-- EXTRACTED ENTRIES start --

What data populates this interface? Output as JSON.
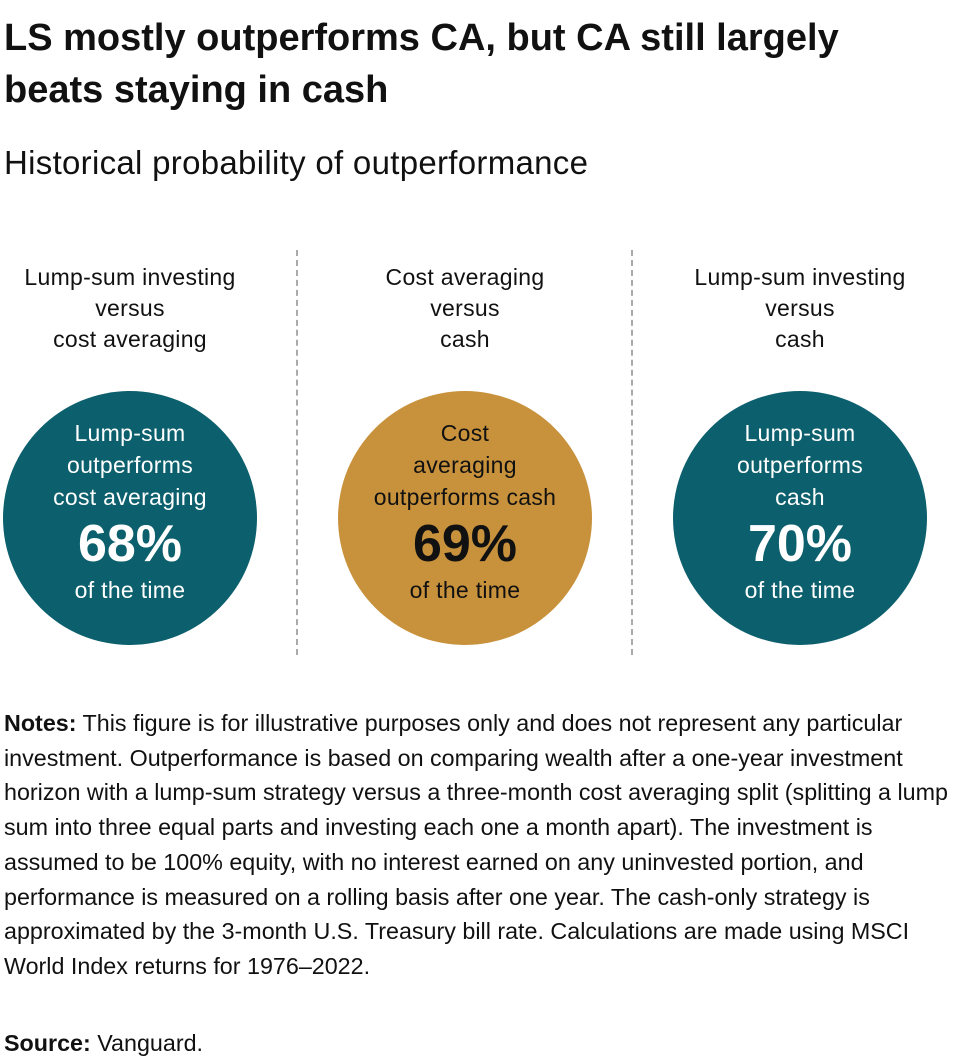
{
  "header": {
    "title": "LS mostly outperforms CA, but CA still largely beats staying in cash",
    "subtitle": "Historical probability of outperformance"
  },
  "panels": [
    {
      "heading": [
        "Lump-sum investing",
        "versus",
        "cost averaging"
      ],
      "circle_text": [
        "Lump-sum",
        "outperforms",
        "cost averaging"
      ],
      "percent": "68%",
      "footer": "of the time",
      "color": "#0c5f6c",
      "text_color": "#ffffff"
    },
    {
      "heading": [
        "Cost averaging",
        "versus",
        "cash"
      ],
      "circle_text": [
        "Cost",
        "averaging",
        "outperforms cash"
      ],
      "percent": "69%",
      "footer": "of the time",
      "color": "#c8913b",
      "text_color": "#111111"
    },
    {
      "heading": [
        "Lump-sum investing",
        "versus",
        "cash"
      ],
      "circle_text": [
        "Lump-sum",
        "outperforms",
        "cash"
      ],
      "percent": "70%",
      "footer": "of the time",
      "color": "#0c5f6c",
      "text_color": "#ffffff"
    }
  ],
  "notes": {
    "label": "Notes:",
    "text": "This figure is for illustrative purposes only and does not represent any particular investment. Outperformance is based on comparing wealth after a one-year investment horizon with a lump-sum strategy versus a three-month cost averaging split (splitting a lump sum into three equal parts and investing each one a month apart). The investment is assumed to be 100% equity, with no interest earned on any uninvested portion, and performance is measured on a rolling basis after one year. The cash-only strategy is approximated by the 3-month U.S. Treasury bill rate. Calculations are made using MSCI World Index returns for 1976–2022."
  },
  "source": {
    "label": "Source:",
    "text": "Vanguard."
  }
}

-- EXTRACTED ENTRIES end --

AIM: Look through the listing above and count the lines where the string "outperforms" appears. Report the number only.

OUTPUT FOR THIS EXERCISE: 4